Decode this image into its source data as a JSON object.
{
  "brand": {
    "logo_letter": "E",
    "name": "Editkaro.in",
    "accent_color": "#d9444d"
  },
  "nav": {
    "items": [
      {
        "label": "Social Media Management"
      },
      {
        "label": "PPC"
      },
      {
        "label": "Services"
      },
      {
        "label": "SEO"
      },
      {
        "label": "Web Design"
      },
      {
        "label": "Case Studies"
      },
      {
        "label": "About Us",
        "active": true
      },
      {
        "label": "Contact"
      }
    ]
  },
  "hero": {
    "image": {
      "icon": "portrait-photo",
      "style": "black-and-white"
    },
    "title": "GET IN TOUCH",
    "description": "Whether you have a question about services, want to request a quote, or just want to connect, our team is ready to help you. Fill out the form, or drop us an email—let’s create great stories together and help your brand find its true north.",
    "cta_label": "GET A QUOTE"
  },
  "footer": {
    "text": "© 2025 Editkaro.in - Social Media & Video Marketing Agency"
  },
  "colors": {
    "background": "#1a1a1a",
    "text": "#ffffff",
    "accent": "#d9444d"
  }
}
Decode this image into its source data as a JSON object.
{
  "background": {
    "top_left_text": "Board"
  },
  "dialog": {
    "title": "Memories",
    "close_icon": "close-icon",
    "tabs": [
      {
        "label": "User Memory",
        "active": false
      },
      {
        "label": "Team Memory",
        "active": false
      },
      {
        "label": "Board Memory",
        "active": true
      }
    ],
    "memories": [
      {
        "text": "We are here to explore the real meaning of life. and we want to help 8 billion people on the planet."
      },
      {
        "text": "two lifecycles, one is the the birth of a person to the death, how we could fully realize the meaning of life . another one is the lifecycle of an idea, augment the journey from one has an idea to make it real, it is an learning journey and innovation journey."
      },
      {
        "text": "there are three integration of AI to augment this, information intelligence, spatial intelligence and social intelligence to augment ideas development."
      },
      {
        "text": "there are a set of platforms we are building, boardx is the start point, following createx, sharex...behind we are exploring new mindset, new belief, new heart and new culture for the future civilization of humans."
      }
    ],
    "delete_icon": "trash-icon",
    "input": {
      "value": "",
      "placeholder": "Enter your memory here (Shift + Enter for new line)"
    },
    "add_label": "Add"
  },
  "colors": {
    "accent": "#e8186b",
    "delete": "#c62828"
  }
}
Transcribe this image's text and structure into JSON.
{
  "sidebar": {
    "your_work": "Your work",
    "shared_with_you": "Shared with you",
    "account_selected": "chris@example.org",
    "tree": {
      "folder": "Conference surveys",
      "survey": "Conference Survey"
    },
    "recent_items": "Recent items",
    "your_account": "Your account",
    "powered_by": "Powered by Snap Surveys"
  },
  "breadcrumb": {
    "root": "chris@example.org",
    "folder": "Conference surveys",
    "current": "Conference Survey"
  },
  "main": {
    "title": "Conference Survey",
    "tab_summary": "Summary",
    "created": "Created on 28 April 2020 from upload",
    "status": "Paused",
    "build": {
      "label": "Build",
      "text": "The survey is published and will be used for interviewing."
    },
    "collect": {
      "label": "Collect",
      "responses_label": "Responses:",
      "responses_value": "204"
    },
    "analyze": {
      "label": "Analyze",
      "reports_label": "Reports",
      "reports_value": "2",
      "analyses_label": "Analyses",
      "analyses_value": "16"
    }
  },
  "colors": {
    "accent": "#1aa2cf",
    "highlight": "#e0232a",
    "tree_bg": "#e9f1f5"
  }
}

To do: Extract every line above exactly as it stands.

Result:
Decode this image into its source data as a JSON object.
{
  "brand": {
    "logo_letter": "E",
    "name": "Editkaro.in",
    "accent_color": "#d9444d"
  },
  "nav": {
    "items": [
      {
        "label": "Social Media Management"
      },
      {
        "label": "PPC"
      },
      {
        "label": "Services"
      },
      {
        "label": "SEO"
      },
      {
        "label": "Web Design"
      },
      {
        "label": "Case Studies"
      },
      {
        "label": "About Us",
        "active": true
      },
      {
        "label": "Contact"
      }
    ]
  },
  "hero": {
    "image": {
      "icon": "portrait-photo",
      "style": "black-and-white"
    },
    "title": "GET IN TOUCH",
    "description": "Whether you have a question about services, want to request a quote, or just want to connect, our team is ready to help you. Fill out the form, or drop us an email—let’s create great stories together and help your brand find its true north.",
    "cta_label": "GET A QUOTE"
  },
  "footer": {
    "text": "© 2025 Editkaro.in - Social Media & Video Marketing Agency"
  },
  "colors": {
    "background": "#1a1a1a",
    "text": "#ffffff",
    "accent": "#d9444d"
  }
}
Decode this image into its source data as a JSON object.
{
  "background": {
    "top_left_text": "Board"
  },
  "dialog": {
    "title": "Memories",
    "close_icon": "close-icon",
    "tabs": [
      {
        "label": "User Memory",
        "active": false
      },
      {
        "label": "Team Memory",
        "active": false
      },
      {
        "label": "Board Memory",
        "active": true
      }
    ],
    "memories": [
      {
        "text": "We are here to explore the real meaning of life. and we want to help 8 billion people on the planet."
      },
      {
        "text": "two lifecycles, one is the the birth of a person to the death, how we could fully realize the meaning of life . another one is the lifecycle of an idea, augment the journey from one has an idea to make it real, it is an learning journey and innovation journey."
      },
      {
        "text": "there are three integration of AI to augment this, information intelligence, spatial intelligence and social intelligence to augment ideas development."
      },
      {
        "text": "there are a set of platforms we are building, boardx is the start point, following createx, sharex...behind we are exploring new mindset, new belief, new heart and new culture for the future civilization of humans."
      }
    ],
    "delete_icon": "trash-icon",
    "input": {
      "value": "",
      "placeholder": "Enter your memory here (Shift + Enter for new line)"
    },
    "add_label": "Add"
  },
  "colors": {
    "accent": "#e8186b",
    "delete": "#c62828"
  }
}
Transcribe this image's text and structure into JSON.
{
  "sidebar": {
    "your_work": "Your work",
    "shared_with_you": "Shared with you",
    "account_selected": "chris@example.org",
    "tree": {
      "folder": "Conference surveys",
      "survey": "Conference Survey"
    },
    "recent_items": "Recent items",
    "your_account": "Your account",
    "powered_by": "Powered by Snap Surveys"
  },
  "breadcrumb": {
    "root": "chris@example.org",
    "folder": "Conference surveys",
    "current": "Conference Survey"
  },
  "main": {
    "title": "Conference Survey",
    "tab_summary": "Summary",
    "created": "Created on 28 April 2020 from upload",
    "status": "Paused",
    "build": {
      "label": "Build",
      "text": "The survey is published and will be used for interviewing."
    },
    "collect": {
      "label": "Collect",
      "responses_label": "Responses:",
      "responses_value": "204"
    },
    "analyze": {
      "label": "Analyze",
      "reports_label": "Reports",
      "reports_value": "2",
      "analyses_label": "Analyses",
      "analyses_value": "16"
    }
  },
  "colors": {
    "accent": "#1aa2cf",
    "highlight": "#e0232a",
    "tree_bg": "#e9f1f5"
  }
}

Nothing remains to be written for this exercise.